— start RECORDS FOR PROCESSING —
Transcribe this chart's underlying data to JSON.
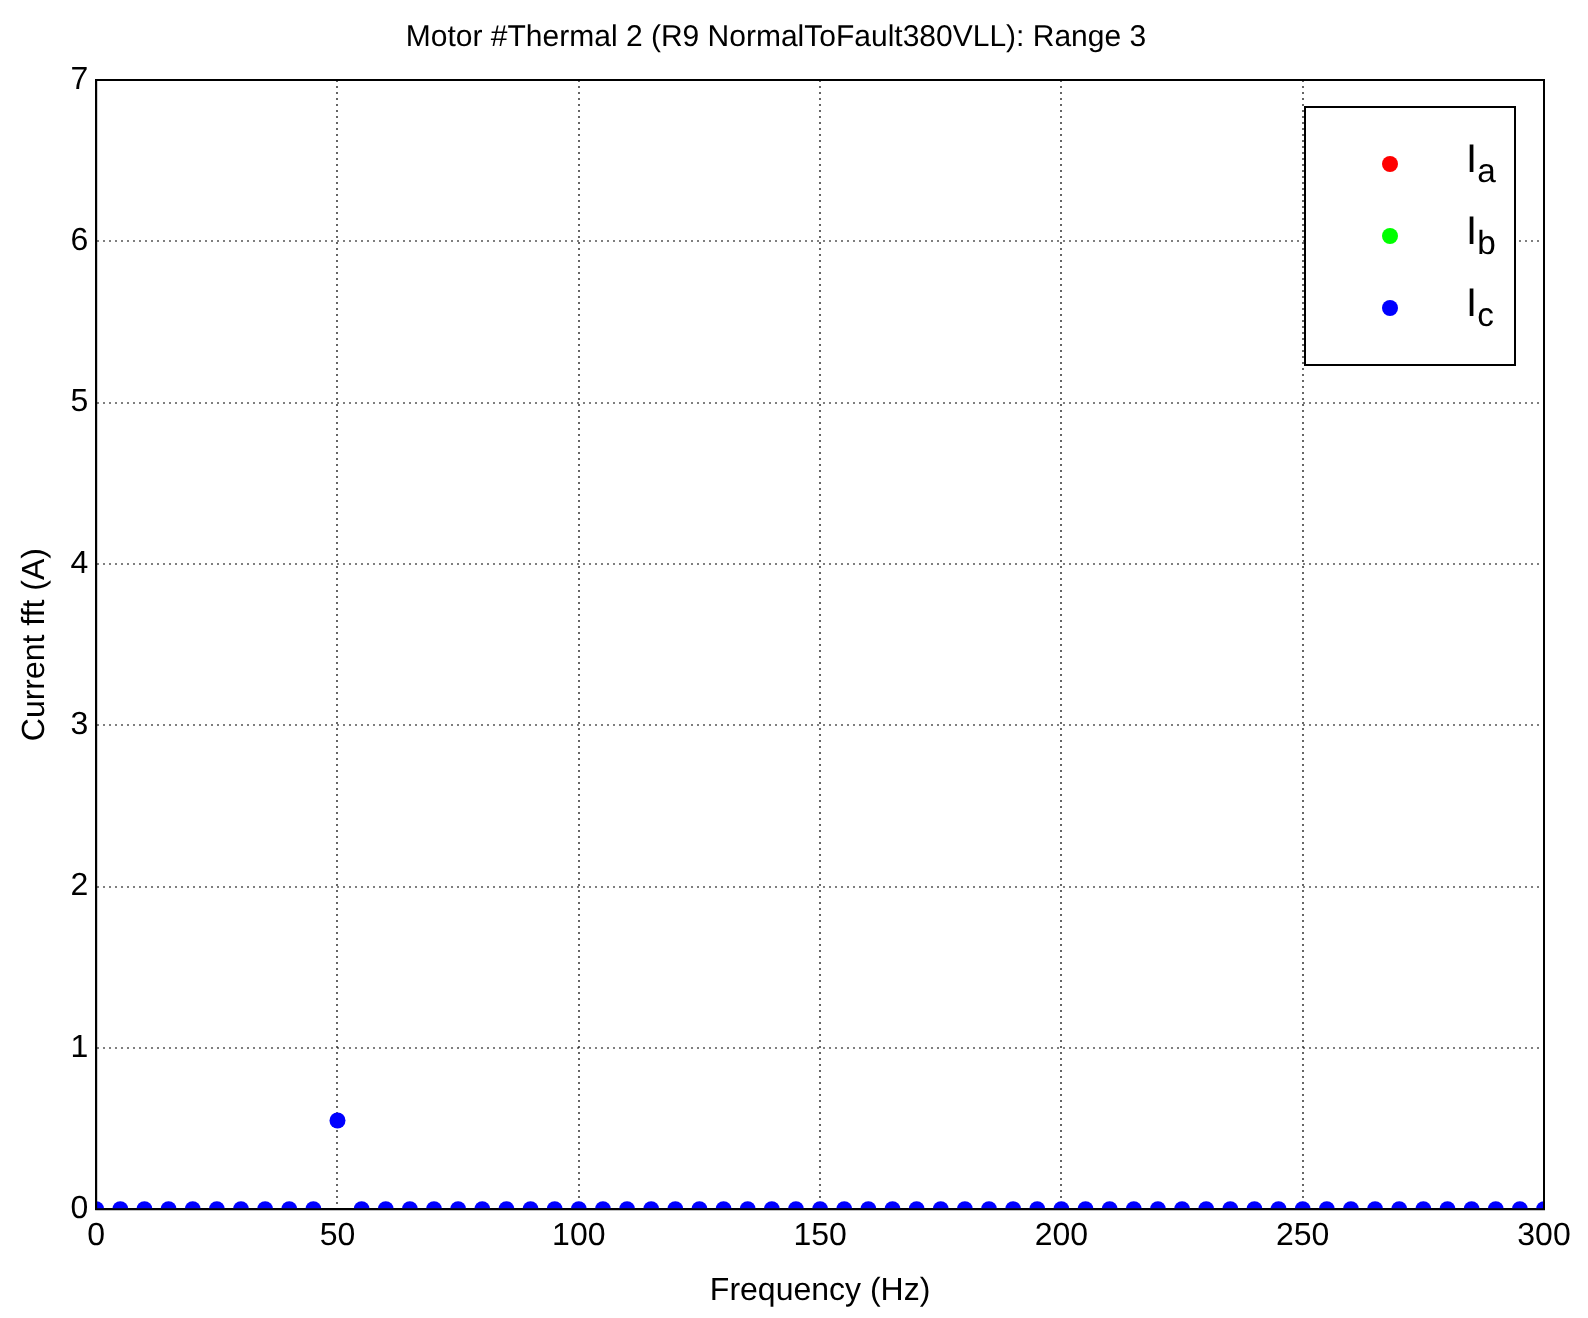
{
  "chart_data": {
    "type": "scatter",
    "title": "Motor #Thermal 2 (R9 NormalToFault380VLL): Range 3",
    "xlabel": "Frequency (Hz)",
    "ylabel": "Current fft (A)",
    "x": [
      0,
      5,
      10,
      15,
      20,
      25,
      30,
      35,
      40,
      45,
      50,
      55,
      60,
      65,
      70,
      75,
      80,
      85,
      90,
      95,
      100,
      105,
      110,
      115,
      120,
      125,
      130,
      135,
      140,
      145,
      150,
      155,
      160,
      165,
      170,
      175,
      180,
      185,
      190,
      195,
      200,
      205,
      210,
      215,
      220,
      225,
      230,
      235,
      240,
      245,
      250,
      255,
      260,
      265,
      270,
      275,
      280,
      285,
      290,
      295,
      300
    ],
    "series": [
      {
        "name": "I$_{a}$",
        "color": "#ff0000",
        "values": [
          null,
          null,
          null,
          null,
          null,
          null,
          null,
          null,
          null,
          null,
          null,
          null,
          null,
          null,
          null,
          null,
          null,
          null,
          null,
          null,
          null,
          null,
          null,
          null,
          null,
          null,
          null,
          null,
          null,
          null,
          null,
          null,
          null,
          null,
          null,
          null,
          null,
          null,
          null,
          null,
          null,
          null,
          null,
          null,
          null,
          null,
          null,
          null,
          null,
          null,
          null,
          null,
          null,
          null,
          null,
          null,
          null,
          null,
          null,
          null,
          null
        ]
      },
      {
        "name": "I$_{b}$",
        "color": "#00ff00",
        "values": [
          null,
          null,
          null,
          null,
          null,
          null,
          null,
          null,
          null,
          null,
          null,
          null,
          null,
          null,
          null,
          null,
          null,
          null,
          null,
          null,
          null,
          null,
          null,
          null,
          null,
          null,
          null,
          null,
          null,
          null,
          null,
          null,
          null,
          null,
          null,
          null,
          null,
          null,
          null,
          null,
          null,
          null,
          null,
          null,
          null,
          null,
          null,
          null,
          null,
          null,
          null,
          null,
          null,
          null,
          null,
          null,
          null,
          null,
          null,
          null,
          null
        ]
      },
      {
        "name": "I$_{c}$",
        "color": "#0000ff",
        "values": [
          0,
          0,
          0,
          0,
          0,
          0,
          0,
          0,
          0,
          0,
          0.55,
          0,
          0,
          0,
          0,
          0,
          0,
          0,
          0,
          0,
          0,
          0,
          0,
          0,
          0,
          0,
          0,
          0,
          0,
          0,
          0,
          0,
          0,
          0,
          0,
          0,
          0,
          0,
          0,
          0,
          0,
          0,
          0,
          0,
          0,
          0,
          0,
          0,
          0,
          0,
          0,
          0,
          0,
          0,
          0,
          0,
          0,
          0,
          0,
          0,
          0
        ]
      }
    ],
    "xlim": [
      0,
      300
    ],
    "xticks": [
      0,
      50,
      100,
      150,
      200,
      250,
      300
    ],
    "ylim": [
      0,
      7
    ],
    "yticks": [
      0,
      1,
      2,
      3,
      4,
      5,
      6,
      7
    ],
    "grid": true,
    "legend": "top right",
    "marker": "circle"
  }
}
— end RECORDS FOR PROCESSING —
*DESCRIPTION OF THE TASK*
Transcribe the material exactly, and leave out whatever pictures it holds.

*WRITTEN RESPONSE*
Transcribe this chart's underlying data to JSON.
{
  "chart_data": {
    "type": "scatter",
    "title": "Motor #Thermal 2 (R9 NormalToFault380VLL): Range 3",
    "xlabel": "Frequency (Hz)",
    "ylabel": "Current fft (A)",
    "x": [
      0,
      5,
      10,
      15,
      20,
      25,
      30,
      35,
      40,
      45,
      50,
      55,
      60,
      65,
      70,
      75,
      80,
      85,
      90,
      95,
      100,
      105,
      110,
      115,
      120,
      125,
      130,
      135,
      140,
      145,
      150,
      155,
      160,
      165,
      170,
      175,
      180,
      185,
      190,
      195,
      200,
      205,
      210,
      215,
      220,
      225,
      230,
      235,
      240,
      245,
      250,
      255,
      260,
      265,
      270,
      275,
      280,
      285,
      290,
      295,
      300
    ],
    "series": [
      {
        "name": "I$_{a}$",
        "color": "#ff0000",
        "values": [
          null,
          null,
          null,
          null,
          null,
          null,
          null,
          null,
          null,
          null,
          null,
          null,
          null,
          null,
          null,
          null,
          null,
          null,
          null,
          null,
          null,
          null,
          null,
          null,
          null,
          null,
          null,
          null,
          null,
          null,
          null,
          null,
          null,
          null,
          null,
          null,
          null,
          null,
          null,
          null,
          null,
          null,
          null,
          null,
          null,
          null,
          null,
          null,
          null,
          null,
          null,
          null,
          null,
          null,
          null,
          null,
          null,
          null,
          null,
          null,
          null
        ]
      },
      {
        "name": "I$_{b}$",
        "color": "#00ff00",
        "values": [
          null,
          null,
          null,
          null,
          null,
          null,
          null,
          null,
          null,
          null,
          null,
          null,
          null,
          null,
          null,
          null,
          null,
          null,
          null,
          null,
          null,
          null,
          null,
          null,
          null,
          null,
          null,
          null,
          null,
          null,
          null,
          null,
          null,
          null,
          null,
          null,
          null,
          null,
          null,
          null,
          null,
          null,
          null,
          null,
          null,
          null,
          null,
          null,
          null,
          null,
          null,
          null,
          null,
          null,
          null,
          null,
          null,
          null,
          null,
          null,
          null
        ]
      },
      {
        "name": "I$_{c}$",
        "color": "#0000ff",
        "values": [
          0,
          0,
          0,
          0,
          0,
          0,
          0,
          0,
          0,
          0,
          0.55,
          0,
          0,
          0,
          0,
          0,
          0,
          0,
          0,
          0,
          0,
          0,
          0,
          0,
          0,
          0,
          0,
          0,
          0,
          0,
          0,
          0,
          0,
          0,
          0,
          0,
          0,
          0,
          0,
          0,
          0,
          0,
          0,
          0,
          0,
          0,
          0,
          0,
          0,
          0,
          0,
          0,
          0,
          0,
          0,
          0,
          0,
          0,
          0,
          0,
          0
        ]
      }
    ],
    "xlim": [
      0,
      300
    ],
    "xticks": [
      0,
      50,
      100,
      150,
      200,
      250,
      300
    ],
    "ylim": [
      0,
      7
    ],
    "yticks": [
      0,
      1,
      2,
      3,
      4,
      5,
      6,
      7
    ],
    "grid": true,
    "legend": "top right",
    "marker": "circle"
  }
}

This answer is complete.